## [WHAT YOU HAVE TO DO]
Each line that holds the word "this" counts once; give the total for the records below and nothing else.

## [SUPPLIED MATERIAL]
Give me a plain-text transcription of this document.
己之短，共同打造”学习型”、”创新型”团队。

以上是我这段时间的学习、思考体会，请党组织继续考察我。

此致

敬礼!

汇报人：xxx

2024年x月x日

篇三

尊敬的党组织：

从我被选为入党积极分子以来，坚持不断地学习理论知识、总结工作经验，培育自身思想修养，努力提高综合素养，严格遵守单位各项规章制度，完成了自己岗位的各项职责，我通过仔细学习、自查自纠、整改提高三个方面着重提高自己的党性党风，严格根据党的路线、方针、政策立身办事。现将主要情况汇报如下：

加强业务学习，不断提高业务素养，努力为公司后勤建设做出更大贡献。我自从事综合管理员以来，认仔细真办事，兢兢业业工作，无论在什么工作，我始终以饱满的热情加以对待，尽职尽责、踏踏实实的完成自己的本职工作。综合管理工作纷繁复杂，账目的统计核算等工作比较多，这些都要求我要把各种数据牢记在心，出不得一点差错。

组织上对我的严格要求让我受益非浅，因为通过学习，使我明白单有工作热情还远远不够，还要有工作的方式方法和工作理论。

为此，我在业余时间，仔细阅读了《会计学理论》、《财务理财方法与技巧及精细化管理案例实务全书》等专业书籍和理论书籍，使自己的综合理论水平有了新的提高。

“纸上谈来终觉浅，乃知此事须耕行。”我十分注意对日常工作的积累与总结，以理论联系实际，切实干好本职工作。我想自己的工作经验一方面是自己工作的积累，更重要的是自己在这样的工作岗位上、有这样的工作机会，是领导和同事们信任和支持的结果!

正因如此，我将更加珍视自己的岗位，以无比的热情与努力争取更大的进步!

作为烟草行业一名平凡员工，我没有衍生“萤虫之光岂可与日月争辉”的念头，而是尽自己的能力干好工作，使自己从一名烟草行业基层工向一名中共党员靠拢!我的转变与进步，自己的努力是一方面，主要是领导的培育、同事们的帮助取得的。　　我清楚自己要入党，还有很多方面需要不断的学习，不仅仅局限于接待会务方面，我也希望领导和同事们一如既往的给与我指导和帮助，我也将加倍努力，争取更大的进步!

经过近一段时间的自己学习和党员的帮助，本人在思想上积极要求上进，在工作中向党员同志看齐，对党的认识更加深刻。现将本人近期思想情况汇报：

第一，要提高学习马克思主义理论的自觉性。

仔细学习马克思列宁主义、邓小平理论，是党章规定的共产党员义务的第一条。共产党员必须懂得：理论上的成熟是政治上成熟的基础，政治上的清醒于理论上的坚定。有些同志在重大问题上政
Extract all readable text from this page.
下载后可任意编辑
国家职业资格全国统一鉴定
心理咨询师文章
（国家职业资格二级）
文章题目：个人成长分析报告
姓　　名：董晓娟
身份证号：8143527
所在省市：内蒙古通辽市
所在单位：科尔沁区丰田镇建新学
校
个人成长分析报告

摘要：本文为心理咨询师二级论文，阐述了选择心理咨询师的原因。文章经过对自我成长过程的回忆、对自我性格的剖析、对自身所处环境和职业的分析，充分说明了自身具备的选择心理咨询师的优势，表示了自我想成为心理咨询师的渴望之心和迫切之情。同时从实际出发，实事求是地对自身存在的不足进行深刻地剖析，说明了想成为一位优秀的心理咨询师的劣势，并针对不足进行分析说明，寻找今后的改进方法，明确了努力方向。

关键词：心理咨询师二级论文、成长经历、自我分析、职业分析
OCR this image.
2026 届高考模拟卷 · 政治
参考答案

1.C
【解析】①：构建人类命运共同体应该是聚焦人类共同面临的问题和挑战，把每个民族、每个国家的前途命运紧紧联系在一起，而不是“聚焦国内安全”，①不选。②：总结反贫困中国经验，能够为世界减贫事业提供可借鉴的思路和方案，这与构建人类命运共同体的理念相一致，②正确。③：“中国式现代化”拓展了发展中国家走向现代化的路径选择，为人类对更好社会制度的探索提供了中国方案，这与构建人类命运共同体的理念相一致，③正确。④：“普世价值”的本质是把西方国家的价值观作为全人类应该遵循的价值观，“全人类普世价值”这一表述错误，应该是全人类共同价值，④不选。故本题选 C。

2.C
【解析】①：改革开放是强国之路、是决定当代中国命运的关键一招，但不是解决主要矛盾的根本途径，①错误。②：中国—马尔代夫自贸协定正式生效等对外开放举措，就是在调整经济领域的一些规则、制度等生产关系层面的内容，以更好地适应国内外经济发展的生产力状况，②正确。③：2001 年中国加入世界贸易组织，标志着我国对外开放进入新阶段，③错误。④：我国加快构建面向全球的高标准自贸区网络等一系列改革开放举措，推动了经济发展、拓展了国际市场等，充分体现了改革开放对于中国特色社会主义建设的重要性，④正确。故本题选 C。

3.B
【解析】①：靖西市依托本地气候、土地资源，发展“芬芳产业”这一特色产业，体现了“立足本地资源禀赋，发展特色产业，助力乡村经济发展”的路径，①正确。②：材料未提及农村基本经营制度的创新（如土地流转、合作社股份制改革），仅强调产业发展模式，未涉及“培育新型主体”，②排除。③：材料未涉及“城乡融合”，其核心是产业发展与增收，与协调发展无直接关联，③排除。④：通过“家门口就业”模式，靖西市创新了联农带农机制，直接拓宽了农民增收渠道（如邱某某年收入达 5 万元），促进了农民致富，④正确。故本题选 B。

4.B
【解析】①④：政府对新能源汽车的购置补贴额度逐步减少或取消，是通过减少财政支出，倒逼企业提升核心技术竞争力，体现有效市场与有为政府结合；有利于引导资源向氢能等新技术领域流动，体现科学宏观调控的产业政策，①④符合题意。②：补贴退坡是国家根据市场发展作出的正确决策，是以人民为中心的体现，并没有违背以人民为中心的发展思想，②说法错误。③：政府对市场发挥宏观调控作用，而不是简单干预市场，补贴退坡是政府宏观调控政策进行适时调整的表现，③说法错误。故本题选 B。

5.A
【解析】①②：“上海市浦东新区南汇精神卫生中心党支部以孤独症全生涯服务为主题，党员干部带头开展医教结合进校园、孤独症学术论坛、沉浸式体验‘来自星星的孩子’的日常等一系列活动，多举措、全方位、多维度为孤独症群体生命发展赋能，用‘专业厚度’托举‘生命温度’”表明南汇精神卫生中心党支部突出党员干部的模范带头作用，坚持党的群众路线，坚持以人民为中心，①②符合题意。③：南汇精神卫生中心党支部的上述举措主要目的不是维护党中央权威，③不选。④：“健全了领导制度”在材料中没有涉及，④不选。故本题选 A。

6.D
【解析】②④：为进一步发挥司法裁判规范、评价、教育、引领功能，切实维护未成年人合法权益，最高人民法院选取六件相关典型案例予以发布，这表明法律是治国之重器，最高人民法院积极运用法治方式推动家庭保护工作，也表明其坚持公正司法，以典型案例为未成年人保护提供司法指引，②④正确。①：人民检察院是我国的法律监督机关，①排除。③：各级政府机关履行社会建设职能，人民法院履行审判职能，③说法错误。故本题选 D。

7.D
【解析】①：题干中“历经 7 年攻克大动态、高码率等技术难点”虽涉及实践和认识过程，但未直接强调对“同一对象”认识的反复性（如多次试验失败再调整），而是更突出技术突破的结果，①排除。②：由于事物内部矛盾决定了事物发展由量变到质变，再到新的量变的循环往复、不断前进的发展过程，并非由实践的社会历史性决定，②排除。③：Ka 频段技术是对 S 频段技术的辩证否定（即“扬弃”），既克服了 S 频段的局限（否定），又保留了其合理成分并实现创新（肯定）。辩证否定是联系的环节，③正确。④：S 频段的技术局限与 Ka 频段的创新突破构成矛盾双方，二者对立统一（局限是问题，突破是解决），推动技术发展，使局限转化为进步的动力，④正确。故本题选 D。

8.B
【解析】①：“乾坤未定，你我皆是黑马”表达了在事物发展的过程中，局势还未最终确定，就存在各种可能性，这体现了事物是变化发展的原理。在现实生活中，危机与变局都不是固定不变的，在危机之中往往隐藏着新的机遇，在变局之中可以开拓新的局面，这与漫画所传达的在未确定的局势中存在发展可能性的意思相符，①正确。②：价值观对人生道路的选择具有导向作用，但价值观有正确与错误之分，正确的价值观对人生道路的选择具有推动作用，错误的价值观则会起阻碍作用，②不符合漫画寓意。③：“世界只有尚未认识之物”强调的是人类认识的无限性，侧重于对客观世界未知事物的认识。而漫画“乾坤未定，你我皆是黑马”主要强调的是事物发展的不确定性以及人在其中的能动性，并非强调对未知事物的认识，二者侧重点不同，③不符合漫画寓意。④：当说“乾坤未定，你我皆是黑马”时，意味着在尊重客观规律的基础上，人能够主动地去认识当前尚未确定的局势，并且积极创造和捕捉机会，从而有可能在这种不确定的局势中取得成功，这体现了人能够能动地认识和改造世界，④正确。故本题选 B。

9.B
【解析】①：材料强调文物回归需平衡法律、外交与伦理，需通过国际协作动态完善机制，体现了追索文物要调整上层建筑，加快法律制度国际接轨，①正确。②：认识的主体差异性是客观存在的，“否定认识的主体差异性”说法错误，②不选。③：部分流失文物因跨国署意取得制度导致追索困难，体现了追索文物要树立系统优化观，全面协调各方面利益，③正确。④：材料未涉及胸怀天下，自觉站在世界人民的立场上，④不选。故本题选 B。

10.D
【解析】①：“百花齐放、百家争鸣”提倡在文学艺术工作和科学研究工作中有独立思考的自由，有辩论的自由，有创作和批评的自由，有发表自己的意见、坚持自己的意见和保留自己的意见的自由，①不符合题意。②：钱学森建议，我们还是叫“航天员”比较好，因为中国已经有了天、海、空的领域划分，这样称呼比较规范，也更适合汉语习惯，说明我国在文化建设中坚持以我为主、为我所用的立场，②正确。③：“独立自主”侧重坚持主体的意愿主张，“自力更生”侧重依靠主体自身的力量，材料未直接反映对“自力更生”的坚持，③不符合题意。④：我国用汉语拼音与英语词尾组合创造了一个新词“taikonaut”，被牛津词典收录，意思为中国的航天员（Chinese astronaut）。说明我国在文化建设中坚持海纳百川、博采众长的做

## [IN RESPONSE]
3